- **What is needed**
Copy each line of the records that contains the word "data".

- **Extracted information**
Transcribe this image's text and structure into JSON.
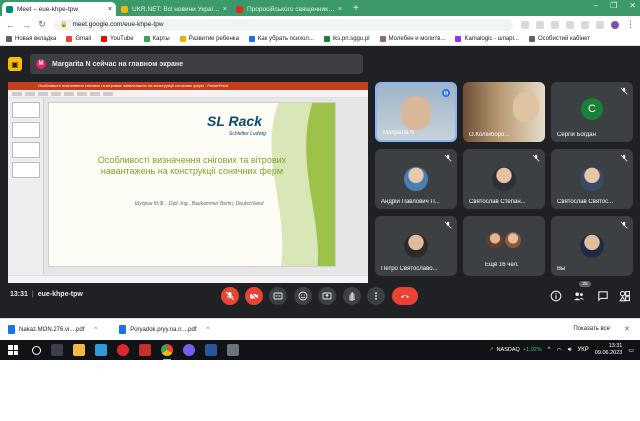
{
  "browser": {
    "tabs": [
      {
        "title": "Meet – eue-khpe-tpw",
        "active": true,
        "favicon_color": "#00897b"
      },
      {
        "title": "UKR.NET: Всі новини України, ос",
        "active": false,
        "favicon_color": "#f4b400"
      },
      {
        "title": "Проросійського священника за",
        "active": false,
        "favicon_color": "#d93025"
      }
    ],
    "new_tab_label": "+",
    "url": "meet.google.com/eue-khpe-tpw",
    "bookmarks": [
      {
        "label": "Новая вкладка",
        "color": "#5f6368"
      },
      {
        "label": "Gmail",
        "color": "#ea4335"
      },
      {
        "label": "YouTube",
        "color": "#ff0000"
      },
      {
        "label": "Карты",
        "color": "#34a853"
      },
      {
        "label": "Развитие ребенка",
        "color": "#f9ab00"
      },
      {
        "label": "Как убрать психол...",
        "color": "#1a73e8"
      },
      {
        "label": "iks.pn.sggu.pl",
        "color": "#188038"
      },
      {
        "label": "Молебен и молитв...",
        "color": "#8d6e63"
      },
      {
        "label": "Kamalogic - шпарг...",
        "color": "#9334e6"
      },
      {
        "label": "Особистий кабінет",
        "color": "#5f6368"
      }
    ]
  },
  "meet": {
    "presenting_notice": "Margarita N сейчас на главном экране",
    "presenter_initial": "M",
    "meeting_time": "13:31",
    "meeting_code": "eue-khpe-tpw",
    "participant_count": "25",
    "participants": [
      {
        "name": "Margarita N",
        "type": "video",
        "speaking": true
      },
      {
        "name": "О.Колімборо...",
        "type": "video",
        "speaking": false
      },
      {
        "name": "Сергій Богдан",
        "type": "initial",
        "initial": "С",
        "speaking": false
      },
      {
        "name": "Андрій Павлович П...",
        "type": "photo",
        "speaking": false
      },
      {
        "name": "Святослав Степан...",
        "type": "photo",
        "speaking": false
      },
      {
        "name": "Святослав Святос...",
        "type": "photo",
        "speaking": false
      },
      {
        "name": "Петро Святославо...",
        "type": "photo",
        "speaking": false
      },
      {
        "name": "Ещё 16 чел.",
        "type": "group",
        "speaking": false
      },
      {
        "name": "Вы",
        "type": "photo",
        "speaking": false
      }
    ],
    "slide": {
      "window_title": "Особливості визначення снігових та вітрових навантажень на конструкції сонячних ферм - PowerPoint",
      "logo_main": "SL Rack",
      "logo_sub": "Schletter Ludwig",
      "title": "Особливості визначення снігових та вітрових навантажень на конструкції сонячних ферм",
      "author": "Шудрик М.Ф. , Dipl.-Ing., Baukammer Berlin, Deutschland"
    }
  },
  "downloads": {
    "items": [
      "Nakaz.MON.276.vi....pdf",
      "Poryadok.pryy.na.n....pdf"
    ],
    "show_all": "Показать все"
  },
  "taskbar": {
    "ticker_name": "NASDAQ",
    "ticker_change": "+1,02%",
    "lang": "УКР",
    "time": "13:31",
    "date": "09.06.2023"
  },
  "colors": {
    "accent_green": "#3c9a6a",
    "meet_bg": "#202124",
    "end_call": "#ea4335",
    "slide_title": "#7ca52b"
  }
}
---
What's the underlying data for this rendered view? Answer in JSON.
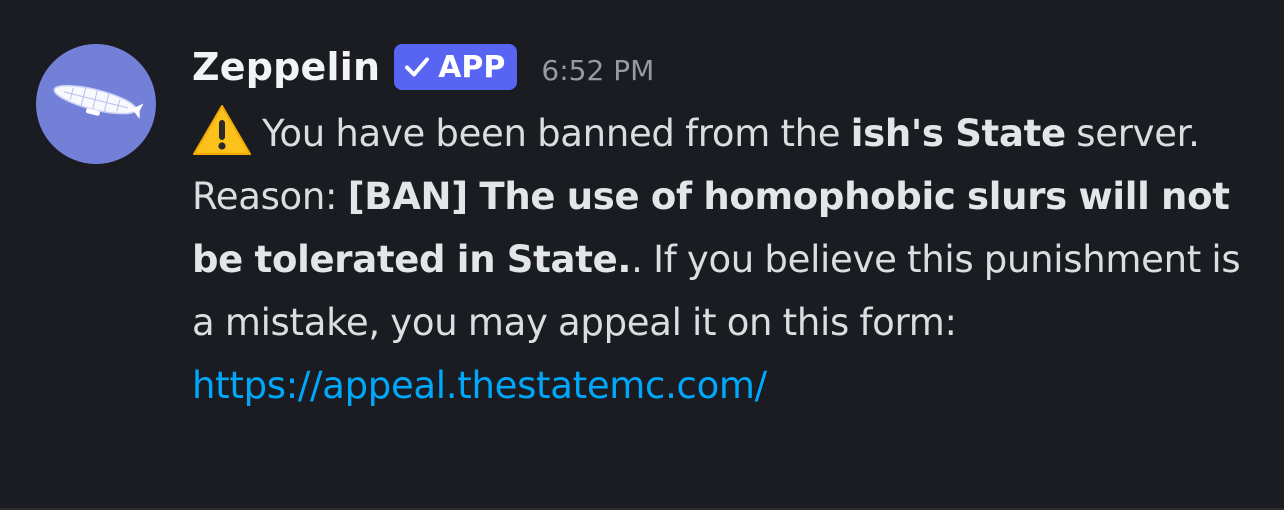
==
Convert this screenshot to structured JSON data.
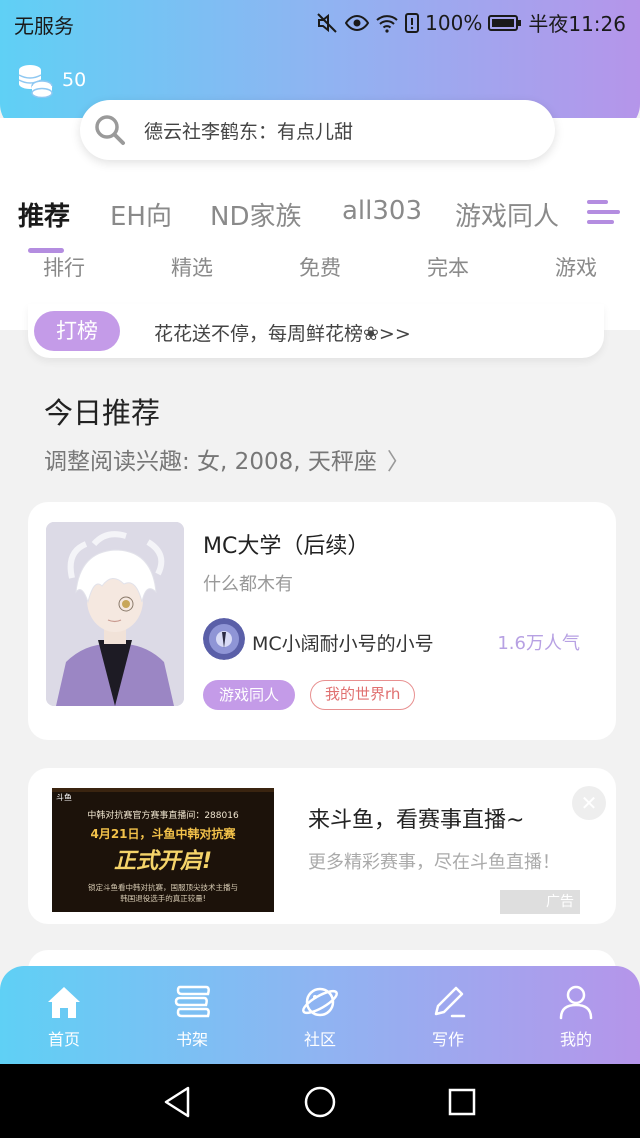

- **Answer in full**
What's the underlying data for this rendered view? Answer in JSON.
Convert this screenshot to structured JSON data.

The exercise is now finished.